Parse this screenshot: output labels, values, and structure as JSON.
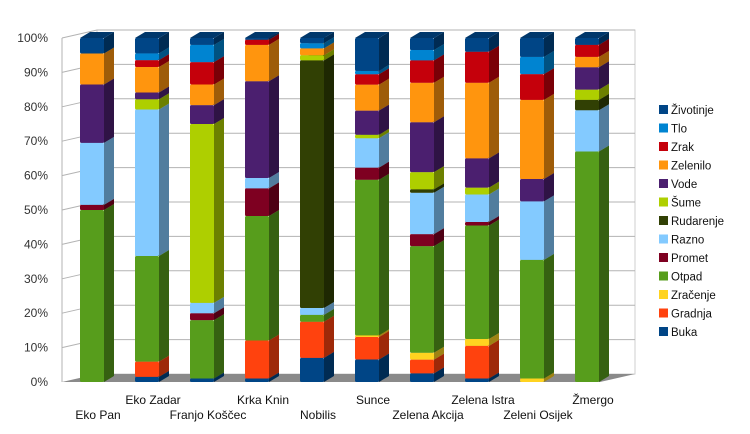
{
  "chart_data": {
    "type": "bar",
    "stacked": "percent",
    "style": "3d",
    "title": "",
    "xlabel": "",
    "ylabel": "",
    "ylim": [
      0,
      100
    ],
    "yticks": [
      "0%",
      "10%",
      "20%",
      "30%",
      "40%",
      "50%",
      "60%",
      "70%",
      "80%",
      "90%",
      "100%"
    ],
    "grid": true,
    "legend_position": "right",
    "categories": [
      "Eko Pan",
      "Eko Zadar",
      "Franjo Koščec",
      "Krka Knin",
      "Nobilis",
      "Sunce",
      "Zelena Akcija",
      "Zelena Istra",
      "Zeleni Osijek",
      "Žmergo"
    ],
    "series": [
      {
        "name": "Buka",
        "color": "#004586",
        "values": [
          0,
          1.5,
          1,
          1,
          7,
          6.5,
          2.5,
          1,
          0,
          0
        ]
      },
      {
        "name": "Gradnja",
        "color": "#ff420e",
        "values": [
          0,
          4.5,
          0,
          11,
          10.5,
          6.5,
          4,
          9.5,
          0,
          0
        ]
      },
      {
        "name": "Zračenje",
        "color": "#ffd320",
        "values": [
          0,
          0,
          0,
          0,
          0,
          0.5,
          2,
          2,
          1,
          0
        ]
      },
      {
        "name": "Otpad",
        "color": "#579d1c",
        "values": [
          50,
          31,
          17,
          36,
          2,
          45,
          31,
          33,
          34.5,
          67
        ]
      },
      {
        "name": "Promet",
        "color": "#7e0021",
        "values": [
          1.5,
          0,
          2,
          8,
          0,
          3.5,
          3.5,
          1,
          0,
          0
        ]
      },
      {
        "name": "Razno",
        "color": "#83caff",
        "values": [
          18,
          43,
          3,
          3,
          2,
          8.5,
          12,
          8,
          17,
          12
        ]
      },
      {
        "name": "Rudarenje",
        "color": "#314004",
        "values": [
          0,
          0,
          0,
          0,
          72,
          0,
          1,
          0,
          0,
          3
        ]
      },
      {
        "name": "Šume",
        "color": "#aecf00",
        "values": [
          0,
          3,
          52,
          0,
          1.5,
          1,
          5,
          2,
          0,
          3
        ]
      },
      {
        "name": "Vode",
        "color": "#4b1f6f",
        "values": [
          17,
          2,
          5.5,
          28,
          0,
          7,
          14.5,
          8.5,
          6.5,
          6.5
        ]
      },
      {
        "name": "Zelenilo",
        "color": "#ff950e",
        "values": [
          9,
          7.5,
          6,
          10.5,
          2,
          7.5,
          11.5,
          22,
          23,
          3
        ]
      },
      {
        "name": "Zrak",
        "color": "#c5000b",
        "values": [
          0,
          2,
          6.5,
          1.5,
          0,
          3,
          6.5,
          9,
          7.5,
          3.5
        ]
      },
      {
        "name": "Tlo",
        "color": "#0084d1",
        "values": [
          0,
          2,
          5,
          0,
          1.5,
          1,
          3,
          0,
          5,
          0
        ]
      },
      {
        "name": "Životinje",
        "color": "#004586",
        "values": [
          4.5,
          4.5,
          2,
          0.5,
          1.5,
          9.5,
          3.5,
          4,
          5.5,
          2
        ]
      }
    ]
  }
}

__Job__: Omit every picture, then repeat the remaining data exactly as it appears above.

__Result__:
Parse this screenshot: output labels, values, and structure as JSON.
{
  "chart_data": {
    "type": "bar",
    "stacked": "percent",
    "style": "3d",
    "title": "",
    "xlabel": "",
    "ylabel": "",
    "ylim": [
      0,
      100
    ],
    "yticks": [
      "0%",
      "10%",
      "20%",
      "30%",
      "40%",
      "50%",
      "60%",
      "70%",
      "80%",
      "90%",
      "100%"
    ],
    "grid": true,
    "legend_position": "right",
    "categories": [
      "Eko Pan",
      "Eko Zadar",
      "Franjo Koščec",
      "Krka Knin",
      "Nobilis",
      "Sunce",
      "Zelena Akcija",
      "Zelena Istra",
      "Zeleni Osijek",
      "Žmergo"
    ],
    "series": [
      {
        "name": "Buka",
        "color": "#004586",
        "values": [
          0,
          1.5,
          1,
          1,
          7,
          6.5,
          2.5,
          1,
          0,
          0
        ]
      },
      {
        "name": "Gradnja",
        "color": "#ff420e",
        "values": [
          0,
          4.5,
          0,
          11,
          10.5,
          6.5,
          4,
          9.5,
          0,
          0
        ]
      },
      {
        "name": "Zračenje",
        "color": "#ffd320",
        "values": [
          0,
          0,
          0,
          0,
          0,
          0.5,
          2,
          2,
          1,
          0
        ]
      },
      {
        "name": "Otpad",
        "color": "#579d1c",
        "values": [
          50,
          31,
          17,
          36,
          2,
          45,
          31,
          33,
          34.5,
          67
        ]
      },
      {
        "name": "Promet",
        "color": "#7e0021",
        "values": [
          1.5,
          0,
          2,
          8,
          0,
          3.5,
          3.5,
          1,
          0,
          0
        ]
      },
      {
        "name": "Razno",
        "color": "#83caff",
        "values": [
          18,
          43,
          3,
          3,
          2,
          8.5,
          12,
          8,
          17,
          12
        ]
      },
      {
        "name": "Rudarenje",
        "color": "#314004",
        "values": [
          0,
          0,
          0,
          0,
          72,
          0,
          1,
          0,
          0,
          3
        ]
      },
      {
        "name": "Šume",
        "color": "#aecf00",
        "values": [
          0,
          3,
          52,
          0,
          1.5,
          1,
          5,
          2,
          0,
          3
        ]
      },
      {
        "name": "Vode",
        "color": "#4b1f6f",
        "values": [
          17,
          2,
          5.5,
          28,
          0,
          7,
          14.5,
          8.5,
          6.5,
          6.5
        ]
      },
      {
        "name": "Zelenilo",
        "color": "#ff950e",
        "values": [
          9,
          7.5,
          6,
          10.5,
          2,
          7.5,
          11.5,
          22,
          23,
          3
        ]
      },
      {
        "name": "Zrak",
        "color": "#c5000b",
        "values": [
          0,
          2,
          6.5,
          1.5,
          0,
          3,
          6.5,
          9,
          7.5,
          3.5
        ]
      },
      {
        "name": "Tlo",
        "color": "#0084d1",
        "values": [
          0,
          2,
          5,
          0,
          1.5,
          1,
          3,
          0,
          5,
          0
        ]
      },
      {
        "name": "Životinje",
        "color": "#004586",
        "values": [
          4.5,
          4.5,
          2,
          0.5,
          1.5,
          9.5,
          3.5,
          4,
          5.5,
          2
        ]
      }
    ]
  }
}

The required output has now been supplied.